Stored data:

· · · ·

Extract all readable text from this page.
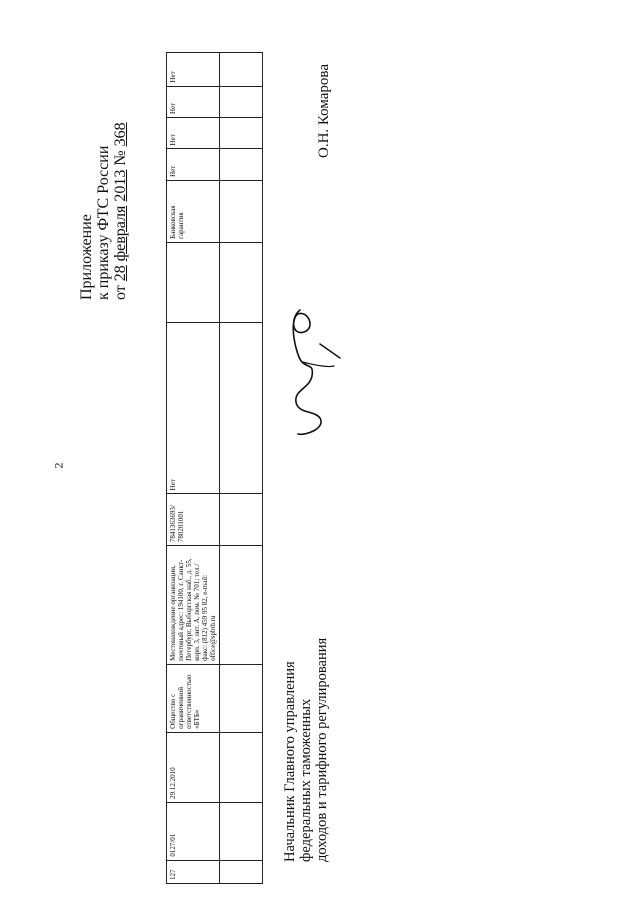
2
Приложение к приказу ФТС России от 28 февраля 2013 № 368
127	0127/01	29.12.2010	Общество с ограниченной ответственностью «БТБ»	Местонахождение организации, почтовый адрес: 194100, г. Санкт-Петербург, Выборгская наб., д. 55, корп. 3, лит. А, пом. № 701; тел./ факс: (812) 459 95 82, e-mail: office@spbtb.ru	7841363693/ 780201001	Нет		Банковская гарантия	Нет	Нет	Нет	Нет
													О.Н. Комарова
Начальник Главного управления федеральных таможенных доходов и тарифного регулирования
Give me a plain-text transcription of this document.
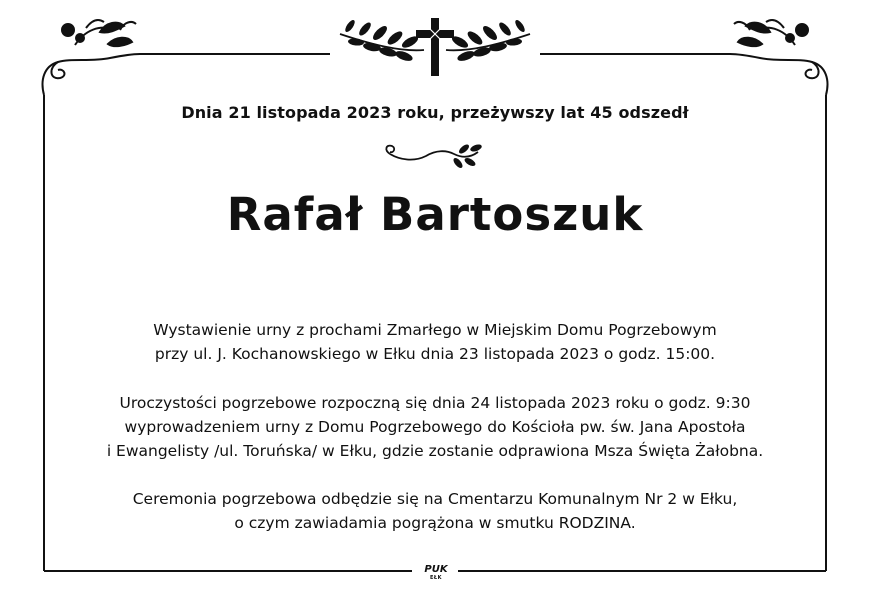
Dnia 21 listopada 2023 roku, przeżywszy lat 45 odszedł
Rafał Bartoszuk
Wystawienie urny z prochami Zmarłego w Miejskim Domu Pogrzebowym
przy ul. J. Kochanowskiego w Ełku dnia 23 listopada 2023 o godz. 15:00.
Uroczystości pogrzebowe rozpoczną się dnia 24 listopada 2023 roku o godz. 9:30
wyprowadzeniem urny z Domu Pogrzebowego do Kościoła pw. św. Jana Apostoła
i Ewangelisty /ul. Toruńska/ w Ełku, gdzie zostanie odprawiona Msza Święta Żałobna.
Ceremonia pogrzebowa odbędzie się na Cmentarzu Komunalnym Nr 2 w Ełku,
o czym zawiadamia pogrążona w smutku RODZINA.
PUK
EŁK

· · · ·

Write out the entries again, exactly as given, skipping any images.

The solution:
Extract all readable text from this page.
2
Приложение к приказу ФТС России от 28 февраля 2013 № 368
127	0127/01	29.12.2010	Общество с ограниченной ответственностью «БТБ»	Местонахождение организации, почтовый адрес: 194100, г. Санкт-Петербург, Выборгская наб., д. 55, корп. 3, лит. А, пом. № 701; тел./ факс: (812) 459 95 82, e-mail: office@spbtb.ru	7841363693/ 780201001	Нет		Банковская гарантия	Нет	Нет	Нет	Нет
													О.Н. Комарова
Начальник Главного управления федеральных таможенных доходов и тарифного регулирования
Give me a plain-text transcription of this document.
Dnia 21 listopada 2023 roku, przeżywszy lat 45 odszedł
Rafał Bartoszuk
Wystawienie urny z prochami Zmarłego w Miejskim Domu Pogrzebowym
przy ul. J. Kochanowskiego w Ełku dnia 23 listopada 2023 o godz. 15:00.
Uroczystości pogrzebowe rozpoczną się dnia 24 listopada 2023 roku o godz. 9:30
wyprowadzeniem urny z Domu Pogrzebowego do Kościoła pw. św. Jana Apostoła
i Ewangelisty /ul. Toruńska/ w Ełku, gdzie zostanie odprawiona Msza Święta Żałobna.
Ceremonia pogrzebowa odbędzie się na Cmentarzu Komunalnym Nr 2 w Ełku,
o czym zawiadamia pogrążona w smutku RODZINA.
PUK
EŁK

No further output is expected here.